> [Directions]
Extract the text of every entry below exactly; leave images out.

━━ Records supplied ━━

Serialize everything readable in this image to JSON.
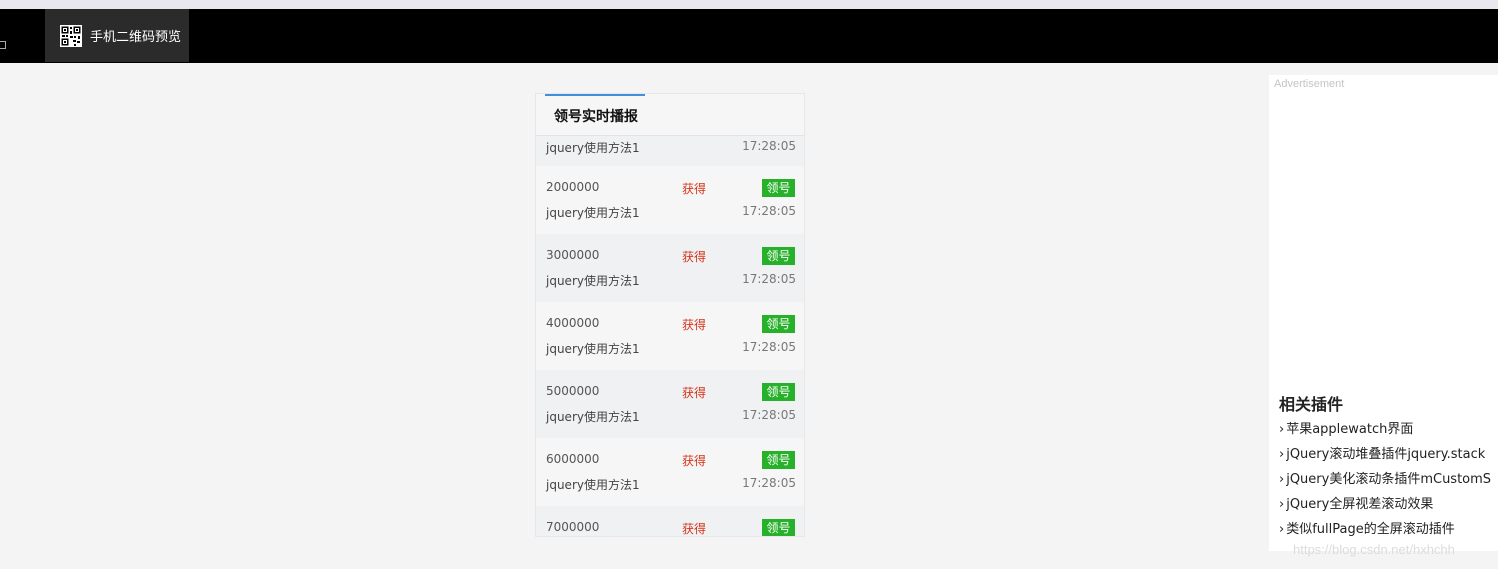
{
  "toolbar": {
    "qr_label": "手机二维码预览",
    "qr_icon": "qr-code-icon"
  },
  "panel": {
    "title": "领号实时播报",
    "first_row": {
      "name": "jquery使用方法1",
      "time": "17:28:05"
    },
    "rows": [
      {
        "num": "2000000",
        "get": "获得",
        "badge": "领号",
        "name": "jquery使用方法1",
        "time": "17:28:05"
      },
      {
        "num": "3000000",
        "get": "获得",
        "badge": "领号",
        "name": "jquery使用方法1",
        "time": "17:28:05"
      },
      {
        "num": "4000000",
        "get": "获得",
        "badge": "领号",
        "name": "jquery使用方法1",
        "time": "17:28:05"
      },
      {
        "num": "5000000",
        "get": "获得",
        "badge": "领号",
        "name": "jquery使用方法1",
        "time": "17:28:05"
      },
      {
        "num": "6000000",
        "get": "获得",
        "badge": "领号",
        "name": "jquery使用方法1",
        "time": "17:28:05"
      },
      {
        "num": "7000000",
        "get": "获得",
        "badge": "领号",
        "name": "",
        "time": ""
      }
    ]
  },
  "sidebar": {
    "ad_label": "Advertisement",
    "related_title": "相关插件",
    "related": [
      "苹果applewatch界面",
      "jQuery滚动堆叠插件jquery.stack",
      "jQuery美化滚动条插件mCustomS",
      "jQuery全屏视差滚动效果",
      "类似fullPage的全屏滚动插件"
    ]
  },
  "watermark": "https://blog.csdn.net/hxhchh",
  "colors": {
    "accent_blue": "#3f8fdc",
    "badge_green": "#27b12a",
    "get_red": "#d6341c",
    "topbar": "#000000"
  }
}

━━━

> [Written response]
Serialize everything readable in this image to JSON.
{
  "toolbar": {
    "qr_label": "手机二维码预览",
    "qr_icon": "qr-code-icon"
  },
  "panel": {
    "title": "领号实时播报",
    "first_row": {
      "name": "jquery使用方法1",
      "time": "17:28:05"
    },
    "rows": [
      {
        "num": "2000000",
        "get": "获得",
        "badge": "领号",
        "name": "jquery使用方法1",
        "time": "17:28:05"
      },
      {
        "num": "3000000",
        "get": "获得",
        "badge": "领号",
        "name": "jquery使用方法1",
        "time": "17:28:05"
      },
      {
        "num": "4000000",
        "get": "获得",
        "badge": "领号",
        "name": "jquery使用方法1",
        "time": "17:28:05"
      },
      {
        "num": "5000000",
        "get": "获得",
        "badge": "领号",
        "name": "jquery使用方法1",
        "time": "17:28:05"
      },
      {
        "num": "6000000",
        "get": "获得",
        "badge": "领号",
        "name": "jquery使用方法1",
        "time": "17:28:05"
      },
      {
        "num": "7000000",
        "get": "获得",
        "badge": "领号",
        "name": "",
        "time": ""
      }
    ]
  },
  "sidebar": {
    "ad_label": "Advertisement",
    "related_title": "相关插件",
    "related": [
      "苹果applewatch界面",
      "jQuery滚动堆叠插件jquery.stack",
      "jQuery美化滚动条插件mCustomS",
      "jQuery全屏视差滚动效果",
      "类似fullPage的全屏滚动插件"
    ]
  },
  "watermark": "https://blog.csdn.net/hxhchh",
  "colors": {
    "accent_blue": "#3f8fdc",
    "badge_green": "#27b12a",
    "get_red": "#d6341c",
    "topbar": "#000000"
  }
}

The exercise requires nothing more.